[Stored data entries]
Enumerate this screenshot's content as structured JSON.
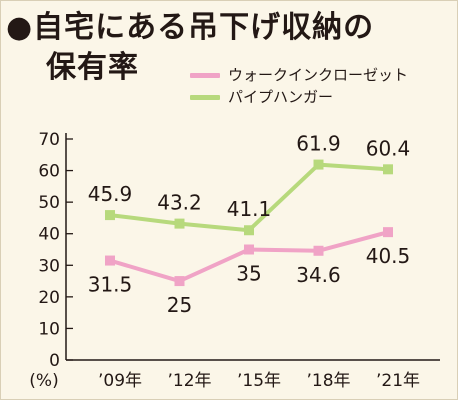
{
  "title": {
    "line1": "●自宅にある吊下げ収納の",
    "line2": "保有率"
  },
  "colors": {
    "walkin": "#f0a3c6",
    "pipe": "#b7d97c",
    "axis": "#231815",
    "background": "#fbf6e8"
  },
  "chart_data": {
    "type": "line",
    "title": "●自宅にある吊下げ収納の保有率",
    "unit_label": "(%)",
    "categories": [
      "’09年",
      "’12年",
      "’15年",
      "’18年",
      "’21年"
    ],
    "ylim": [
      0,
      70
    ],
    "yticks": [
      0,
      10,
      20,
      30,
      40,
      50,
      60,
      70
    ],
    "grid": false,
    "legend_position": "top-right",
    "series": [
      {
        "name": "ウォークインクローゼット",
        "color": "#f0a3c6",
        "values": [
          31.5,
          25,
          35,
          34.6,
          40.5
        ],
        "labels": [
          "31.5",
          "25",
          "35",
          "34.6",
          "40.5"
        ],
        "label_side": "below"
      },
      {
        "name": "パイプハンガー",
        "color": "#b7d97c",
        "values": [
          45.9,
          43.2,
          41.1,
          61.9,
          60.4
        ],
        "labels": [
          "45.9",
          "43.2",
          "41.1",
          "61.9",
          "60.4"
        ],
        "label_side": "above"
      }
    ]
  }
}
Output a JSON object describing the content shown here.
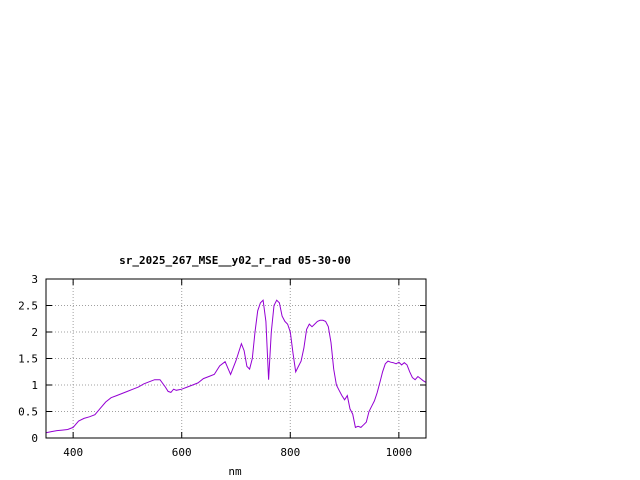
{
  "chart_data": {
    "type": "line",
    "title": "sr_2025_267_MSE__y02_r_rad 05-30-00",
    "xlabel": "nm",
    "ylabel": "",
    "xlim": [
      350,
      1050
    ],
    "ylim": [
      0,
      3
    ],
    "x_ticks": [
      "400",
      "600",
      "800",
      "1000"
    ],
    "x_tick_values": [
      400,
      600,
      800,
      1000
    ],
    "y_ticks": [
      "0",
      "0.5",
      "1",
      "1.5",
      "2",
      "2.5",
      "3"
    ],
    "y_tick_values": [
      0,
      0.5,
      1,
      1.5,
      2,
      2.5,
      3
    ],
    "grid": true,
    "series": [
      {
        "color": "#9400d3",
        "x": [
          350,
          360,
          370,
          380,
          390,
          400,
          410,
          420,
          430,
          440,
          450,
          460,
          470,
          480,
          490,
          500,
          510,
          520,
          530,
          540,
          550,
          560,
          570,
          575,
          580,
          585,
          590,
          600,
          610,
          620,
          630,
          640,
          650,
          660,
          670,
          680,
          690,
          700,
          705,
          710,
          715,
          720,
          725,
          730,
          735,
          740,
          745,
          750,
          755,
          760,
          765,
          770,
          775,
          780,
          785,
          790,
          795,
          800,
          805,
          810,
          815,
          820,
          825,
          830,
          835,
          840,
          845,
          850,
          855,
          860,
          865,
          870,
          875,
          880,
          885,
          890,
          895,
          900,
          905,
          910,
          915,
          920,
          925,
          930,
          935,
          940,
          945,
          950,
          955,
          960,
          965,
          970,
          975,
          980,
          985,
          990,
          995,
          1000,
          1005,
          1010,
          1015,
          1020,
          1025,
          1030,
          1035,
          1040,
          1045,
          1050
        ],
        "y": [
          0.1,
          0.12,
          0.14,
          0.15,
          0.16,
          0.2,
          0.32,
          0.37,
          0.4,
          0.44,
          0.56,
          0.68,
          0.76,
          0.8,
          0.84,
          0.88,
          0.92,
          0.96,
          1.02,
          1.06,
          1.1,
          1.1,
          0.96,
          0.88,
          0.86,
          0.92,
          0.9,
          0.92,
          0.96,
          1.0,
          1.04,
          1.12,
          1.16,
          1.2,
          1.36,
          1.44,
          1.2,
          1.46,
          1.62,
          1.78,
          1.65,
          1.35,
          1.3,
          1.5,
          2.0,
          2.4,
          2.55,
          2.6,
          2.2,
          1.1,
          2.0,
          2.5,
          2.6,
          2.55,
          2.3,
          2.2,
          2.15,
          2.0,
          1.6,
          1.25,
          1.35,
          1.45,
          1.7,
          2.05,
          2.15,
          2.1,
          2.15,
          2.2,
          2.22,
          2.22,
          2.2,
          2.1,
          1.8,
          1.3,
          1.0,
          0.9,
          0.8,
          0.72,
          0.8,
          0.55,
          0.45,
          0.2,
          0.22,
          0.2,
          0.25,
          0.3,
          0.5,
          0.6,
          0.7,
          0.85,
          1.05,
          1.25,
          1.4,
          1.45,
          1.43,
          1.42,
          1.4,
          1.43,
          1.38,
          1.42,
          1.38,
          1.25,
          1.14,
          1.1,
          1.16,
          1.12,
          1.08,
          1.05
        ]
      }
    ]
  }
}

● Task goal
Search the entries for the word "JSON", then list each line that holds it.

● Exercise response
Enumerate this screenshot's content as structured JSON.
Output a JSON object describing the content shown here.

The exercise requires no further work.